## [MATERIAL FOR THIS TASK]
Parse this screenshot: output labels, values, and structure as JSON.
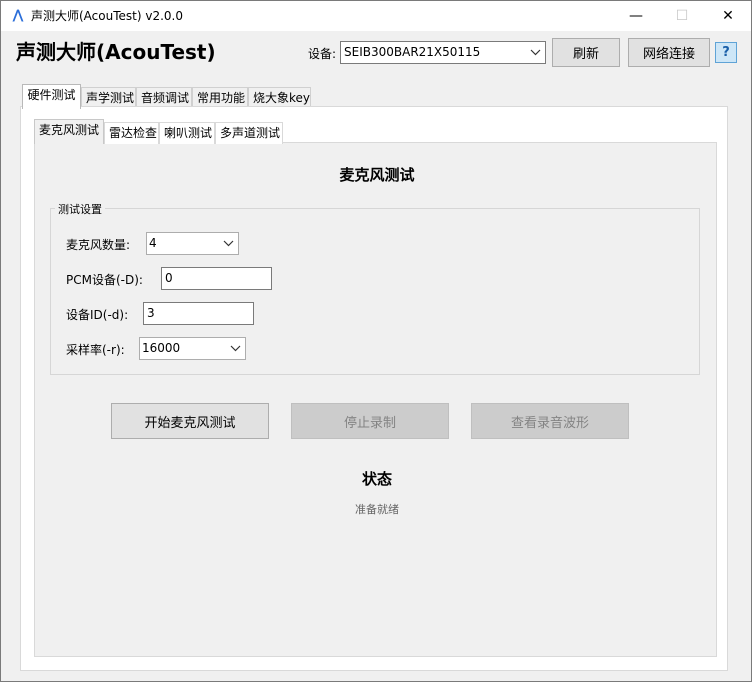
{
  "window": {
    "title": "声测大师(AcouTest) v2.0.0",
    "icon": "app-logo-icon",
    "minimize_glyph": "—",
    "maximize_glyph": "☐",
    "close_glyph": "✕"
  },
  "header": {
    "app_title": "声测大师(AcouTest)",
    "device_label": "设备:",
    "device_value": "SEIB300BAR21X50115",
    "refresh_label": "刷新",
    "network_label": "网络连接",
    "help_label": "?"
  },
  "main_tabs": [
    {
      "label": "硬件测试",
      "active": true
    },
    {
      "label": "声学测试"
    },
    {
      "label": "音频调试"
    },
    {
      "label": "常用功能"
    },
    {
      "label": "烧大象key"
    }
  ],
  "sub_tabs": [
    {
      "label": "麦克风测试",
      "active": true
    },
    {
      "label": "雷达检查"
    },
    {
      "label": "喇叭测试"
    },
    {
      "label": "多声道测试"
    }
  ],
  "mic_test": {
    "title": "麦克风测试",
    "settings_group": "测试设置",
    "mic_count_label": "麦克风数量:",
    "mic_count_value": "4",
    "pcm_label": "PCM设备(-D):",
    "pcm_value": "0",
    "device_id_label": "设备ID(-d):",
    "device_id_value": "3",
    "sample_rate_label": "采样率(-r):",
    "sample_rate_value": "16000",
    "start_button": "开始麦克风测试",
    "stop_button": "停止录制",
    "waveform_button": "查看录音波形",
    "status_title": "状态",
    "status_value": "准备就绪"
  }
}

## [WHAT THIS TASK INVOLVES]
Give back all entries exactly. No pictures belong in the copy.

## [RESULT FOR THIS EXERCISE]
Parse this screenshot: output labels, values, and structure as JSON.
{
  "window": {
    "title": "声测大师(AcouTest) v2.0.0",
    "icon": "app-logo-icon",
    "minimize_glyph": "—",
    "maximize_glyph": "☐",
    "close_glyph": "✕"
  },
  "header": {
    "app_title": "声测大师(AcouTest)",
    "device_label": "设备:",
    "device_value": "SEIB300BAR21X50115",
    "refresh_label": "刷新",
    "network_label": "网络连接",
    "help_label": "?"
  },
  "main_tabs": [
    {
      "label": "硬件测试",
      "active": true
    },
    {
      "label": "声学测试"
    },
    {
      "label": "音频调试"
    },
    {
      "label": "常用功能"
    },
    {
      "label": "烧大象key"
    }
  ],
  "sub_tabs": [
    {
      "label": "麦克风测试",
      "active": true
    },
    {
      "label": "雷达检查"
    },
    {
      "label": "喇叭测试"
    },
    {
      "label": "多声道测试"
    }
  ],
  "mic_test": {
    "title": "麦克风测试",
    "settings_group": "测试设置",
    "mic_count_label": "麦克风数量:",
    "mic_count_value": "4",
    "pcm_label": "PCM设备(-D):",
    "pcm_value": "0",
    "device_id_label": "设备ID(-d):",
    "device_id_value": "3",
    "sample_rate_label": "采样率(-r):",
    "sample_rate_value": "16000",
    "start_button": "开始麦克风测试",
    "stop_button": "停止录制",
    "waveform_button": "查看录音波形",
    "status_title": "状态",
    "status_value": "准备就绪"
  }
}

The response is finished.